## Extracted entries
..............................

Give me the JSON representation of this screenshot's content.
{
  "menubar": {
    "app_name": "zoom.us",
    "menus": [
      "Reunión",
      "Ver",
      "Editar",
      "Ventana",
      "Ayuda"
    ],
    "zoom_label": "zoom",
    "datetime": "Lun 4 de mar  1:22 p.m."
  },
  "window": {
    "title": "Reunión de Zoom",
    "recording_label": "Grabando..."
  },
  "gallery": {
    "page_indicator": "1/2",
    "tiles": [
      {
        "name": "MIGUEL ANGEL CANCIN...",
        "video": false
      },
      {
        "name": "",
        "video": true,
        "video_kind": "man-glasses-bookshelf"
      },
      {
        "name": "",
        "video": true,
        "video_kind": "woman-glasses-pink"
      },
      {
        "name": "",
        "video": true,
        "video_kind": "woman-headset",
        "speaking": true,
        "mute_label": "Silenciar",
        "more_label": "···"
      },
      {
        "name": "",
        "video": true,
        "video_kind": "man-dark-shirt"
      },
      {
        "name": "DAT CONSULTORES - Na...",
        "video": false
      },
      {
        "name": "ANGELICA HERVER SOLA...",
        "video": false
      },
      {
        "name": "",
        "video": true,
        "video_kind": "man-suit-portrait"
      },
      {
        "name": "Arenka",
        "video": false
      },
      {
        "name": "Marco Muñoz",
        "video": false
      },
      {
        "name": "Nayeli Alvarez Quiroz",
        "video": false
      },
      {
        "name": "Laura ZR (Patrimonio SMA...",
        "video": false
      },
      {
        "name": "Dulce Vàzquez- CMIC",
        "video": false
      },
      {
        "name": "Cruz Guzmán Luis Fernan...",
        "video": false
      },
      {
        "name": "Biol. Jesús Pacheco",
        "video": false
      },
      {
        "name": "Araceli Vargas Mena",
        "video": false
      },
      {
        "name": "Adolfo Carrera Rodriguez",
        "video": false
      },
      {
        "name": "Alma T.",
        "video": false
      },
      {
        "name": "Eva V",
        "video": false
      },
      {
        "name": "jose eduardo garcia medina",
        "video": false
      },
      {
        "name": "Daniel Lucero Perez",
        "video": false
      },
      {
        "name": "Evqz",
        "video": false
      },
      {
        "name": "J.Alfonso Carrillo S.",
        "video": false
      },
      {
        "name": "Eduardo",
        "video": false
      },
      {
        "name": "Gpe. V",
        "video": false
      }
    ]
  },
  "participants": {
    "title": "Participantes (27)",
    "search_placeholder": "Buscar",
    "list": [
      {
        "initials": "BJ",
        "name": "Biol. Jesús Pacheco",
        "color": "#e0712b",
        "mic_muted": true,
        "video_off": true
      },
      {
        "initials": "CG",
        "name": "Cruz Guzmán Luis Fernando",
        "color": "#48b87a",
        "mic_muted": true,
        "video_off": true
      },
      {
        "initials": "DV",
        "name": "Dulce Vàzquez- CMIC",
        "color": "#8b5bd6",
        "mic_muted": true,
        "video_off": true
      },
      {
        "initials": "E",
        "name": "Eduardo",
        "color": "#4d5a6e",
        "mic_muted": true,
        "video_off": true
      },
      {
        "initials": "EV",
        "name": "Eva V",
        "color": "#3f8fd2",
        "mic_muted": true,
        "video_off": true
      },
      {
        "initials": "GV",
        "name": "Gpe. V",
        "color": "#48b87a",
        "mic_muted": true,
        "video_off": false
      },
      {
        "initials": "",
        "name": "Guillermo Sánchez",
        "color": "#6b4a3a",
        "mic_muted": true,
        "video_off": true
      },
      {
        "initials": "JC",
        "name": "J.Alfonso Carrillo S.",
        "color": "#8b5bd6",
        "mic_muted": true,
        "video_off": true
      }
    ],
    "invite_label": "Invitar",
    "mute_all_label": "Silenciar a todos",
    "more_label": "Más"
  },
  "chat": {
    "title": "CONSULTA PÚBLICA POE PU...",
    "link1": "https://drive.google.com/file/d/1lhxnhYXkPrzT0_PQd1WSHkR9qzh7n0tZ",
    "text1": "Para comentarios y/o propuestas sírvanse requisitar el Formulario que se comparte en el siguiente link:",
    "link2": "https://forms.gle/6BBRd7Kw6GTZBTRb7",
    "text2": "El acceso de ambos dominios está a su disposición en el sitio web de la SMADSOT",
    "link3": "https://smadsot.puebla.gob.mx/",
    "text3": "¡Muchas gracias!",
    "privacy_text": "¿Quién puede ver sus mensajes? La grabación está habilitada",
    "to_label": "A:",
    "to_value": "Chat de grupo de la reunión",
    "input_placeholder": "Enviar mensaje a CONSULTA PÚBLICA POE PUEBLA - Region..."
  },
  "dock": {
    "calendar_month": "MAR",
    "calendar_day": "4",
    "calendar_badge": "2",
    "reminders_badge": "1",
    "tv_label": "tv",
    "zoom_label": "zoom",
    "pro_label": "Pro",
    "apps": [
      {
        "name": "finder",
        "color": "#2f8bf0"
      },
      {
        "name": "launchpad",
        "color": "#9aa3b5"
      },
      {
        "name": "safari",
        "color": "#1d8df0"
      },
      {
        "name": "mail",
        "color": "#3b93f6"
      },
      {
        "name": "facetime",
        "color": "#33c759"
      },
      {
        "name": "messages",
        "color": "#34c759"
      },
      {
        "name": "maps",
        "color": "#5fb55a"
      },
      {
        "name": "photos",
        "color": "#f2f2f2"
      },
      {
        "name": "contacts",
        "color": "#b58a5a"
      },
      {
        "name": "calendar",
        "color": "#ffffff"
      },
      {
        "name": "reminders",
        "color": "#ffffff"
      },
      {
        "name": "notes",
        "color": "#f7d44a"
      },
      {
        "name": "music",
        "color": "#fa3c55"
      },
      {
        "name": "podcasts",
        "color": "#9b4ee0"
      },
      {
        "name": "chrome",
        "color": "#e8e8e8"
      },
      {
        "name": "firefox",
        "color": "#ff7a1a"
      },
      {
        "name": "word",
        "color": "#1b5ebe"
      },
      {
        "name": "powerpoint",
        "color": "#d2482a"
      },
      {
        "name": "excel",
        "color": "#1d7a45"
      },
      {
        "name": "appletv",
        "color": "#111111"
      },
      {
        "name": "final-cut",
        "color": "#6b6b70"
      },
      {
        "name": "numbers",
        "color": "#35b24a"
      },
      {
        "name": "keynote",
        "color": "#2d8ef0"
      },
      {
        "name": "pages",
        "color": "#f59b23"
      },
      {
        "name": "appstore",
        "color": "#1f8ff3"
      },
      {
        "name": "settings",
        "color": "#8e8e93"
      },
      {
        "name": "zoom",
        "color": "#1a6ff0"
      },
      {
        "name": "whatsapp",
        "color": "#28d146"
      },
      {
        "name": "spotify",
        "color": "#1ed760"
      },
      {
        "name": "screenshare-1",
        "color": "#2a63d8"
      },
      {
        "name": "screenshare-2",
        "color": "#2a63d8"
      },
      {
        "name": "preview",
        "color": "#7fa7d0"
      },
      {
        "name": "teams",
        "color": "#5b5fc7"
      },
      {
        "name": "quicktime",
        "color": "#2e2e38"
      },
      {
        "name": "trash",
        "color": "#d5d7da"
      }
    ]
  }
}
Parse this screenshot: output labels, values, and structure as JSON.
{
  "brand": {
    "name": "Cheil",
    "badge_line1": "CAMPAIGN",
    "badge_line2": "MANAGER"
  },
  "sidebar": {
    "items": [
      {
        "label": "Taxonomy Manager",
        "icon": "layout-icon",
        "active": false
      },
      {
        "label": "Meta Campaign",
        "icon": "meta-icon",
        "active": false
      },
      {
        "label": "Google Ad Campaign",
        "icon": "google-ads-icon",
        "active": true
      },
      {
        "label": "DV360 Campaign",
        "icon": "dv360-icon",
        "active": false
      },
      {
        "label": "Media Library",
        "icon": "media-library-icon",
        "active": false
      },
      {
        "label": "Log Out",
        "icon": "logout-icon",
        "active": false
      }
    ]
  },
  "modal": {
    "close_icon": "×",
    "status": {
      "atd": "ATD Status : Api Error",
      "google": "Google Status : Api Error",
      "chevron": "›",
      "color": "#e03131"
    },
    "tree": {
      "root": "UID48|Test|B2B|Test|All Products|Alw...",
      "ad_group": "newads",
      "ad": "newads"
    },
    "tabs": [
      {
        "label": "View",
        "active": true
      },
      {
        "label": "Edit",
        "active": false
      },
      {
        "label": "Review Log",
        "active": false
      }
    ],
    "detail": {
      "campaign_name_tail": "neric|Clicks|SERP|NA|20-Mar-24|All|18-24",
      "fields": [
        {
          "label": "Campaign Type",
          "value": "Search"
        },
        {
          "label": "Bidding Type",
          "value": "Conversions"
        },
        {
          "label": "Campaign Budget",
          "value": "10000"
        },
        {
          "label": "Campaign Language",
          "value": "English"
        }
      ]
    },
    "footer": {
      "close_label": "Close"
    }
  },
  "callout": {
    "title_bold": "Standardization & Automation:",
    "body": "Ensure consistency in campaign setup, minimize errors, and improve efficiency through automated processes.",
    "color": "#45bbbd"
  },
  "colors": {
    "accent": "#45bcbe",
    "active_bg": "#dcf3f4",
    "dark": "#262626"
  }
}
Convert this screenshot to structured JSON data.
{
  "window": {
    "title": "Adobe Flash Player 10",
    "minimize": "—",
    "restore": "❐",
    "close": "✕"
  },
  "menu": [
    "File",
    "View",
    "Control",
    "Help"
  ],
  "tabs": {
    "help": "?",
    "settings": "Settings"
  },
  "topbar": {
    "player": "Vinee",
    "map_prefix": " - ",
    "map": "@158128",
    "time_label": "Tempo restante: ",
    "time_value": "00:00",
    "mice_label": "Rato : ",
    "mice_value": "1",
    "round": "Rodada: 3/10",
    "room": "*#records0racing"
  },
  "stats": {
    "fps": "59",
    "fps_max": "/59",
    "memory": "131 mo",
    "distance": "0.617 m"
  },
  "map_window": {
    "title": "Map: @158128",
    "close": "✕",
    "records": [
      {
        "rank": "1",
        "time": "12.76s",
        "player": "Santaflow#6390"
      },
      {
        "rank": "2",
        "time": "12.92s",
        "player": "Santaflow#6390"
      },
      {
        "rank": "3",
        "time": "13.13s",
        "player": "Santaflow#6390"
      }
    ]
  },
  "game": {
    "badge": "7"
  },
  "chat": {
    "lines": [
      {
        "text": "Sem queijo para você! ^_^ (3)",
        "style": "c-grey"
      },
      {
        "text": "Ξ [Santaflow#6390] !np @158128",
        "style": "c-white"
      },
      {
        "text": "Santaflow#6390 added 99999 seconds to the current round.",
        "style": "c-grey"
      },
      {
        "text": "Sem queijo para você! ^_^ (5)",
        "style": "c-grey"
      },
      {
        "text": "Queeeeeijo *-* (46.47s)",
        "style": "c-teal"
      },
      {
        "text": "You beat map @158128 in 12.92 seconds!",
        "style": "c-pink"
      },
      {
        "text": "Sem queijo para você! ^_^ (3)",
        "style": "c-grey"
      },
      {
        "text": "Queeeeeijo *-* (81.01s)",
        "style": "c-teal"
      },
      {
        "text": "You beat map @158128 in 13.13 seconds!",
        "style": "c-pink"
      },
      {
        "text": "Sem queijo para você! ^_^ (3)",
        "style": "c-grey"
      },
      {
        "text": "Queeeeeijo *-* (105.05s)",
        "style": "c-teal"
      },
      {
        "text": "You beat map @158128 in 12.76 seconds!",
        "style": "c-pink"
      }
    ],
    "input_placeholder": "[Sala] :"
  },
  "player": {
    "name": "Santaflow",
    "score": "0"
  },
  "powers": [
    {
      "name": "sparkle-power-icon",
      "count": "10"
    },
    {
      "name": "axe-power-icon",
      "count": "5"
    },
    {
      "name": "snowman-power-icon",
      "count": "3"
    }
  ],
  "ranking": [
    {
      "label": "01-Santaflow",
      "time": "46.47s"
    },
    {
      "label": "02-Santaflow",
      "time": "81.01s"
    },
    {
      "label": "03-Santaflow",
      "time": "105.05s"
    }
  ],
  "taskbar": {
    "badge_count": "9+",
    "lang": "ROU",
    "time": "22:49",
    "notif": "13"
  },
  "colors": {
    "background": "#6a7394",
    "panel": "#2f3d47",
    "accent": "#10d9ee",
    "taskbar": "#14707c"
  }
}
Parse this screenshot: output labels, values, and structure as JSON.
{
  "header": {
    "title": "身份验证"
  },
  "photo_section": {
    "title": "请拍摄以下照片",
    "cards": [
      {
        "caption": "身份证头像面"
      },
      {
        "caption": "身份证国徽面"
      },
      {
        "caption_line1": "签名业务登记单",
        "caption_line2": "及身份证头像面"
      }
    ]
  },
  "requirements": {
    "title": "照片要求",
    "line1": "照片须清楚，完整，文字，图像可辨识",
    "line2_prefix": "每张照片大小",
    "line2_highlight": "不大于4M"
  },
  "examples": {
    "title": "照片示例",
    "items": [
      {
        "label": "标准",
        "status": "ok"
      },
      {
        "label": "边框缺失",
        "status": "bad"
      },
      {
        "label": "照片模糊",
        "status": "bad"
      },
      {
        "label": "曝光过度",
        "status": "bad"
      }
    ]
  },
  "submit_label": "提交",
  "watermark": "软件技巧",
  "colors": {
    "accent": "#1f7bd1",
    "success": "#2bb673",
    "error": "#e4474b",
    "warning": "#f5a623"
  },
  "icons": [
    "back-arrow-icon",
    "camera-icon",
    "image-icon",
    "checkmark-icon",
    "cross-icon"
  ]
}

..............................

## Work to be completed
State the number of lines in the records that contain the string "screenshot", and nothing more.

## Solved problem
4